In your copy, leave out the pictures; write out all the data exactly.

___ Records provided

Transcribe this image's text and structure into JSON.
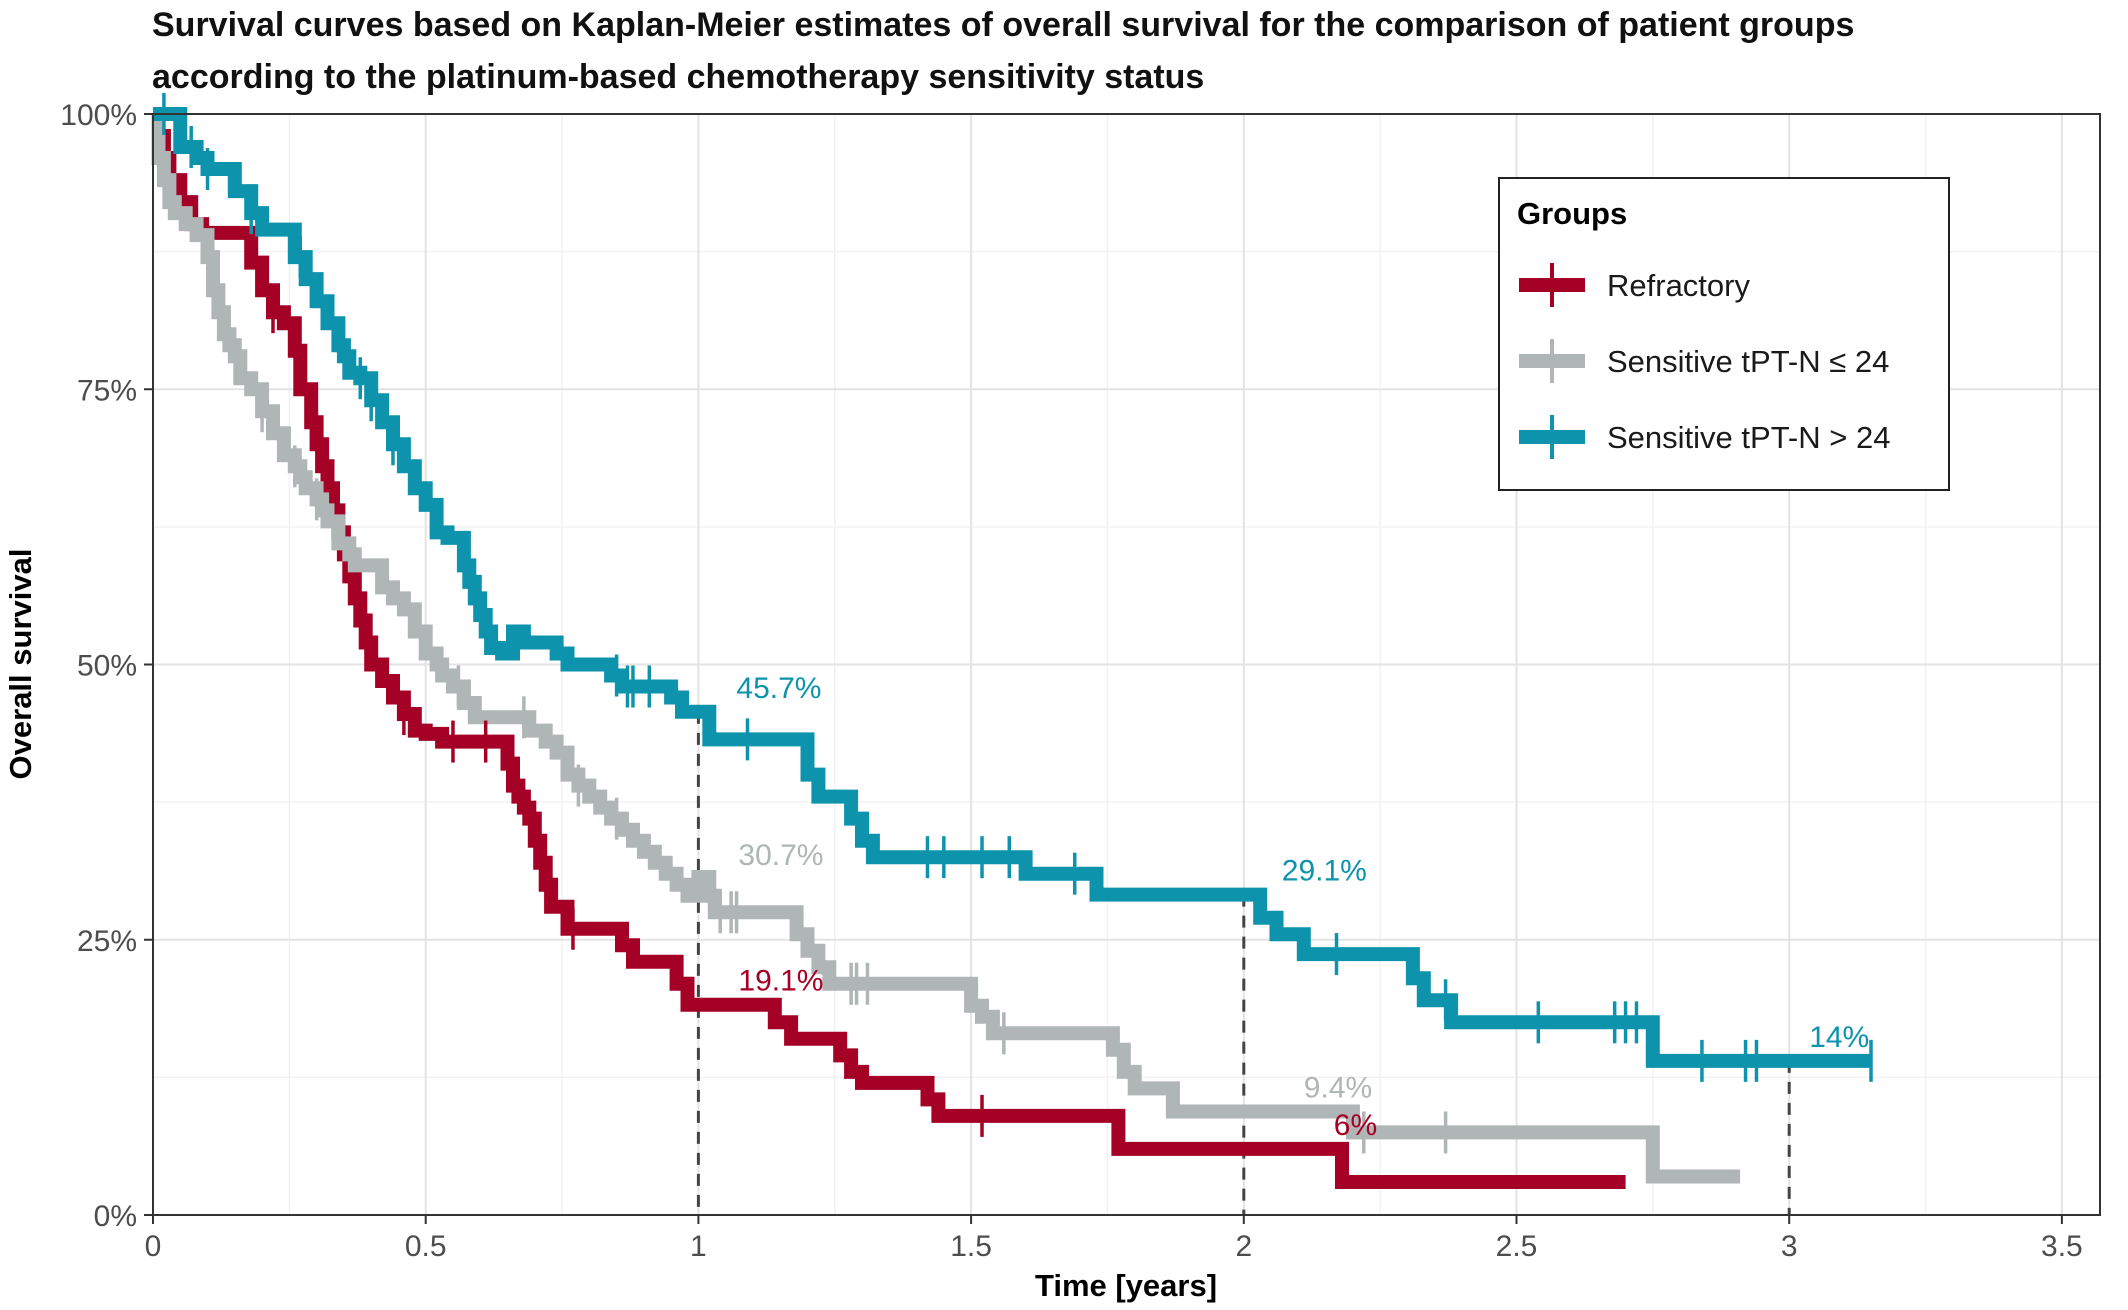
{
  "chart_data": {
    "type": "line",
    "subtype": "kaplan-meier step",
    "title_lines": [
      "Survival curves based on Kaplan-Meier estimates of overall survival for the comparison of patient groups",
      "according to the platinum-based chemotherapy sensitivity status"
    ],
    "xlabel": "Time [years]",
    "ylabel": "Overall survival",
    "xlim": [
      0,
      3.6
    ],
    "ylim": [
      0,
      1
    ],
    "x_ticks": [
      0,
      0.5,
      1,
      1.5,
      2,
      2.5,
      3,
      3.5
    ],
    "x_tick_labels": [
      "0",
      "0.5",
      "1",
      "1.5",
      "2",
      "2.5",
      "3",
      "3.5"
    ],
    "y_ticks": [
      0,
      0.25,
      0.5,
      0.75,
      1
    ],
    "y_tick_labels": [
      "0%",
      "25%",
      "50%",
      "75%",
      "100%"
    ],
    "grid": true,
    "legend": {
      "title": "Groups",
      "position": "top-right"
    },
    "reference_lines": [
      {
        "x": 1,
        "y": 0.457,
        "style": "dashed"
      },
      {
        "x": 2,
        "y": 0.291,
        "style": "dashed"
      },
      {
        "x": 3,
        "y": 0.14,
        "style": "dashed"
      }
    ],
    "series": [
      {
        "name": "Refractory",
        "color": "#a50026",
        "x": [
          0,
          0.01,
          0.02,
          0.03,
          0.05,
          0.07,
          0.09,
          0.18,
          0.2,
          0.22,
          0.24,
          0.26,
          0.27,
          0.29,
          0.3,
          0.31,
          0.32,
          0.33,
          0.34,
          0.35,
          0.36,
          0.37,
          0.38,
          0.39,
          0.4,
          0.42,
          0.44,
          0.46,
          0.48,
          0.5,
          0.53,
          0.65,
          0.66,
          0.67,
          0.68,
          0.69,
          0.7,
          0.71,
          0.72,
          0.73,
          0.76,
          0.86,
          0.88,
          0.96,
          0.98,
          1.14,
          1.17,
          1.26,
          1.28,
          1.3,
          1.42,
          1.44,
          1.77,
          2.18,
          2.7
        ],
        "y": [
          1,
          0.98,
          0.96,
          0.94,
          0.92,
          0.9,
          0.892,
          0.865,
          0.84,
          0.82,
          0.81,
          0.785,
          0.75,
          0.72,
          0.7,
          0.68,
          0.66,
          0.64,
          0.62,
          0.6,
          0.58,
          0.56,
          0.54,
          0.52,
          0.5,
          0.485,
          0.47,
          0.455,
          0.44,
          0.437,
          0.43,
          0.41,
          0.39,
          0.38,
          0.37,
          0.36,
          0.34,
          0.32,
          0.3,
          0.28,
          0.26,
          0.245,
          0.23,
          0.21,
          0.191,
          0.175,
          0.16,
          0.145,
          0.13,
          0.12,
          0.105,
          0.09,
          0.06,
          0.03,
          0.03
        ],
        "censor_x": [
          0.22,
          0.46,
          0.55,
          0.61,
          0.77,
          1.52
        ],
        "annotations": [
          {
            "x": 1,
            "label": "19.1%"
          },
          {
            "x": 2,
            "label": "6%"
          }
        ]
      },
      {
        "name": "Sensitive tPT-N ≤ 24",
        "color": "#b0b5b5",
        "x": [
          0,
          0.01,
          0.02,
          0.03,
          0.04,
          0.06,
          0.08,
          0.1,
          0.11,
          0.12,
          0.13,
          0.14,
          0.15,
          0.16,
          0.18,
          0.2,
          0.22,
          0.24,
          0.26,
          0.27,
          0.28,
          0.3,
          0.31,
          0.32,
          0.34,
          0.36,
          0.37,
          0.42,
          0.44,
          0.46,
          0.48,
          0.5,
          0.52,
          0.53,
          0.55,
          0.57,
          0.59,
          0.69,
          0.72,
          0.74,
          0.76,
          0.78,
          0.8,
          0.82,
          0.84,
          0.86,
          0.88,
          0.9,
          0.92,
          0.94,
          0.96,
          0.98,
          1.0,
          1.02,
          1.03,
          1.18,
          1.2,
          1.22,
          1.24,
          1.5,
          1.52,
          1.54,
          1.76,
          1.78,
          1.8,
          1.87,
          2.2,
          2.75,
          2.91
        ],
        "y": [
          1,
          0.96,
          0.94,
          0.92,
          0.91,
          0.9,
          0.89,
          0.87,
          0.84,
          0.82,
          0.8,
          0.79,
          0.78,
          0.76,
          0.75,
          0.73,
          0.71,
          0.69,
          0.68,
          0.67,
          0.66,
          0.65,
          0.64,
          0.63,
          0.61,
          0.6,
          0.59,
          0.57,
          0.56,
          0.55,
          0.53,
          0.51,
          0.5,
          0.49,
          0.48,
          0.465,
          0.452,
          0.44,
          0.43,
          0.42,
          0.4,
          0.39,
          0.38,
          0.37,
          0.36,
          0.35,
          0.34,
          0.33,
          0.32,
          0.31,
          0.3,
          0.29,
          0.307,
          0.29,
          0.275,
          0.255,
          0.24,
          0.225,
          0.21,
          0.19,
          0.18,
          0.165,
          0.15,
          0.13,
          0.115,
          0.094,
          0.075,
          0.035,
          0.035
        ],
        "censor_x": [
          0.2,
          0.26,
          0.3,
          0.56,
          0.68,
          0.78,
          0.85,
          1.04,
          1.06,
          1.07,
          1.28,
          1.29,
          1.31,
          1.56,
          2.22,
          2.37
        ],
        "annotations": [
          {
            "x": 1,
            "label": "30.7%"
          },
          {
            "x": 2,
            "label": "9.4%"
          }
        ]
      },
      {
        "name": "Sensitive tPT-N > 24",
        "color": "#0e93ad",
        "x": [
          0,
          0.05,
          0.08,
          0.1,
          0.15,
          0.18,
          0.2,
          0.26,
          0.28,
          0.3,
          0.32,
          0.34,
          0.35,
          0.36,
          0.38,
          0.4,
          0.42,
          0.44,
          0.46,
          0.48,
          0.5,
          0.52,
          0.54,
          0.57,
          0.58,
          0.59,
          0.6,
          0.61,
          0.62,
          0.64,
          0.66,
          0.68,
          0.74,
          0.76,
          0.84,
          0.86,
          0.95,
          0.97,
          1.02,
          1.2,
          1.22,
          1.28,
          1.3,
          1.32,
          1.6,
          1.73,
          2.03,
          2.06,
          2.11,
          2.31,
          2.33,
          2.38,
          2.75,
          3.15
        ],
        "y": [
          1,
          0.97,
          0.96,
          0.95,
          0.93,
          0.91,
          0.895,
          0.87,
          0.85,
          0.83,
          0.81,
          0.79,
          0.78,
          0.765,
          0.76,
          0.74,
          0.72,
          0.7,
          0.68,
          0.66,
          0.645,
          0.62,
          0.615,
          0.59,
          0.575,
          0.56,
          0.545,
          0.53,
          0.515,
          0.51,
          0.53,
          0.52,
          0.51,
          0.5,
          0.49,
          0.48,
          0.47,
          0.457,
          0.432,
          0.4,
          0.38,
          0.36,
          0.34,
          0.325,
          0.31,
          0.291,
          0.27,
          0.255,
          0.237,
          0.215,
          0.195,
          0.175,
          0.14,
          0.14
        ],
        "censor_x": [
          0.02,
          0.07,
          0.1,
          0.18,
          0.27,
          0.38,
          0.4,
          0.44,
          0.85,
          0.87,
          0.88,
          0.91,
          1.09,
          1.42,
          1.45,
          1.52,
          1.57,
          1.69,
          2.17,
          2.37,
          2.54,
          2.68,
          2.7,
          2.72,
          2.84,
          2.92,
          2.94,
          3.15
        ],
        "annotations": [
          {
            "x": 1,
            "label": "45.7%"
          },
          {
            "x": 2,
            "label": "29.1%"
          },
          {
            "x": 3,
            "label": "14%"
          }
        ]
      }
    ]
  }
}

______

■ Result of the task:
Transcribe this image's text and structure into JSON.
{
  "chart_data": {
    "type": "line",
    "subtype": "kaplan-meier step",
    "title_lines": [
      "Survival curves based on Kaplan-Meier estimates of overall survival for the comparison of patient groups",
      "according to the platinum-based chemotherapy sensitivity status"
    ],
    "xlabel": "Time [years]",
    "ylabel": "Overall survival",
    "xlim": [
      0,
      3.6
    ],
    "ylim": [
      0,
      1
    ],
    "x_ticks": [
      0,
      0.5,
      1,
      1.5,
      2,
      2.5,
      3,
      3.5
    ],
    "x_tick_labels": [
      "0",
      "0.5",
      "1",
      "1.5",
      "2",
      "2.5",
      "3",
      "3.5"
    ],
    "y_ticks": [
      0,
      0.25,
      0.5,
      0.75,
      1
    ],
    "y_tick_labels": [
      "0%",
      "25%",
      "50%",
      "75%",
      "100%"
    ],
    "grid": true,
    "legend": {
      "title": "Groups",
      "position": "top-right"
    },
    "reference_lines": [
      {
        "x": 1,
        "y": 0.457,
        "style": "dashed"
      },
      {
        "x": 2,
        "y": 0.291,
        "style": "dashed"
      },
      {
        "x": 3,
        "y": 0.14,
        "style": "dashed"
      }
    ],
    "series": [
      {
        "name": "Refractory",
        "color": "#a50026",
        "x": [
          0,
          0.01,
          0.02,
          0.03,
          0.05,
          0.07,
          0.09,
          0.18,
          0.2,
          0.22,
          0.24,
          0.26,
          0.27,
          0.29,
          0.3,
          0.31,
          0.32,
          0.33,
          0.34,
          0.35,
          0.36,
          0.37,
          0.38,
          0.39,
          0.4,
          0.42,
          0.44,
          0.46,
          0.48,
          0.5,
          0.53,
          0.65,
          0.66,
          0.67,
          0.68,
          0.69,
          0.7,
          0.71,
          0.72,
          0.73,
          0.76,
          0.86,
          0.88,
          0.96,
          0.98,
          1.14,
          1.17,
          1.26,
          1.28,
          1.3,
          1.42,
          1.44,
          1.77,
          2.18,
          2.7
        ],
        "y": [
          1,
          0.98,
          0.96,
          0.94,
          0.92,
          0.9,
          0.892,
          0.865,
          0.84,
          0.82,
          0.81,
          0.785,
          0.75,
          0.72,
          0.7,
          0.68,
          0.66,
          0.64,
          0.62,
          0.6,
          0.58,
          0.56,
          0.54,
          0.52,
          0.5,
          0.485,
          0.47,
          0.455,
          0.44,
          0.437,
          0.43,
          0.41,
          0.39,
          0.38,
          0.37,
          0.36,
          0.34,
          0.32,
          0.3,
          0.28,
          0.26,
          0.245,
          0.23,
          0.21,
          0.191,
          0.175,
          0.16,
          0.145,
          0.13,
          0.12,
          0.105,
          0.09,
          0.06,
          0.03,
          0.03
        ],
        "censor_x": [
          0.22,
          0.46,
          0.55,
          0.61,
          0.77,
          1.52
        ],
        "annotations": [
          {
            "x": 1,
            "label": "19.1%"
          },
          {
            "x": 2,
            "label": "6%"
          }
        ]
      },
      {
        "name": "Sensitive tPT-N ≤ 24",
        "color": "#b0b5b5",
        "x": [
          0,
          0.01,
          0.02,
          0.03,
          0.04,
          0.06,
          0.08,
          0.1,
          0.11,
          0.12,
          0.13,
          0.14,
          0.15,
          0.16,
          0.18,
          0.2,
          0.22,
          0.24,
          0.26,
          0.27,
          0.28,
          0.3,
          0.31,
          0.32,
          0.34,
          0.36,
          0.37,
          0.42,
          0.44,
          0.46,
          0.48,
          0.5,
          0.52,
          0.53,
          0.55,
          0.57,
          0.59,
          0.69,
          0.72,
          0.74,
          0.76,
          0.78,
          0.8,
          0.82,
          0.84,
          0.86,
          0.88,
          0.9,
          0.92,
          0.94,
          0.96,
          0.98,
          1.0,
          1.02,
          1.03,
          1.18,
          1.2,
          1.22,
          1.24,
          1.5,
          1.52,
          1.54,
          1.76,
          1.78,
          1.8,
          1.87,
          2.2,
          2.75,
          2.91
        ],
        "y": [
          1,
          0.96,
          0.94,
          0.92,
          0.91,
          0.9,
          0.89,
          0.87,
          0.84,
          0.82,
          0.8,
          0.79,
          0.78,
          0.76,
          0.75,
          0.73,
          0.71,
          0.69,
          0.68,
          0.67,
          0.66,
          0.65,
          0.64,
          0.63,
          0.61,
          0.6,
          0.59,
          0.57,
          0.56,
          0.55,
          0.53,
          0.51,
          0.5,
          0.49,
          0.48,
          0.465,
          0.452,
          0.44,
          0.43,
          0.42,
          0.4,
          0.39,
          0.38,
          0.37,
          0.36,
          0.35,
          0.34,
          0.33,
          0.32,
          0.31,
          0.3,
          0.29,
          0.307,
          0.29,
          0.275,
          0.255,
          0.24,
          0.225,
          0.21,
          0.19,
          0.18,
          0.165,
          0.15,
          0.13,
          0.115,
          0.094,
          0.075,
          0.035,
          0.035
        ],
        "censor_x": [
          0.2,
          0.26,
          0.3,
          0.56,
          0.68,
          0.78,
          0.85,
          1.04,
          1.06,
          1.07,
          1.28,
          1.29,
          1.31,
          1.56,
          2.22,
          2.37
        ],
        "annotations": [
          {
            "x": 1,
            "label": "30.7%"
          },
          {
            "x": 2,
            "label": "9.4%"
          }
        ]
      },
      {
        "name": "Sensitive tPT-N > 24",
        "color": "#0e93ad",
        "x": [
          0,
          0.05,
          0.08,
          0.1,
          0.15,
          0.18,
          0.2,
          0.26,
          0.28,
          0.3,
          0.32,
          0.34,
          0.35,
          0.36,
          0.38,
          0.4,
          0.42,
          0.44,
          0.46,
          0.48,
          0.5,
          0.52,
          0.54,
          0.57,
          0.58,
          0.59,
          0.6,
          0.61,
          0.62,
          0.64,
          0.66,
          0.68,
          0.74,
          0.76,
          0.84,
          0.86,
          0.95,
          0.97,
          1.02,
          1.2,
          1.22,
          1.28,
          1.3,
          1.32,
          1.6,
          1.73,
          2.03,
          2.06,
          2.11,
          2.31,
          2.33,
          2.38,
          2.75,
          3.15
        ],
        "y": [
          1,
          0.97,
          0.96,
          0.95,
          0.93,
          0.91,
          0.895,
          0.87,
          0.85,
          0.83,
          0.81,
          0.79,
          0.78,
          0.765,
          0.76,
          0.74,
          0.72,
          0.7,
          0.68,
          0.66,
          0.645,
          0.62,
          0.615,
          0.59,
          0.575,
          0.56,
          0.545,
          0.53,
          0.515,
          0.51,
          0.53,
          0.52,
          0.51,
          0.5,
          0.49,
          0.48,
          0.47,
          0.457,
          0.432,
          0.4,
          0.38,
          0.36,
          0.34,
          0.325,
          0.31,
          0.291,
          0.27,
          0.255,
          0.237,
          0.215,
          0.195,
          0.175,
          0.14,
          0.14
        ],
        "censor_x": [
          0.02,
          0.07,
          0.1,
          0.18,
          0.27,
          0.38,
          0.4,
          0.44,
          0.85,
          0.87,
          0.88,
          0.91,
          1.09,
          1.42,
          1.45,
          1.52,
          1.57,
          1.69,
          2.17,
          2.37,
          2.54,
          2.68,
          2.7,
          2.72,
          2.84,
          2.92,
          2.94,
          3.15
        ],
        "annotations": [
          {
            "x": 1,
            "label": "45.7%"
          },
          {
            "x": 2,
            "label": "29.1%"
          },
          {
            "x": 3,
            "label": "14%"
          }
        ]
      }
    ]
  }
}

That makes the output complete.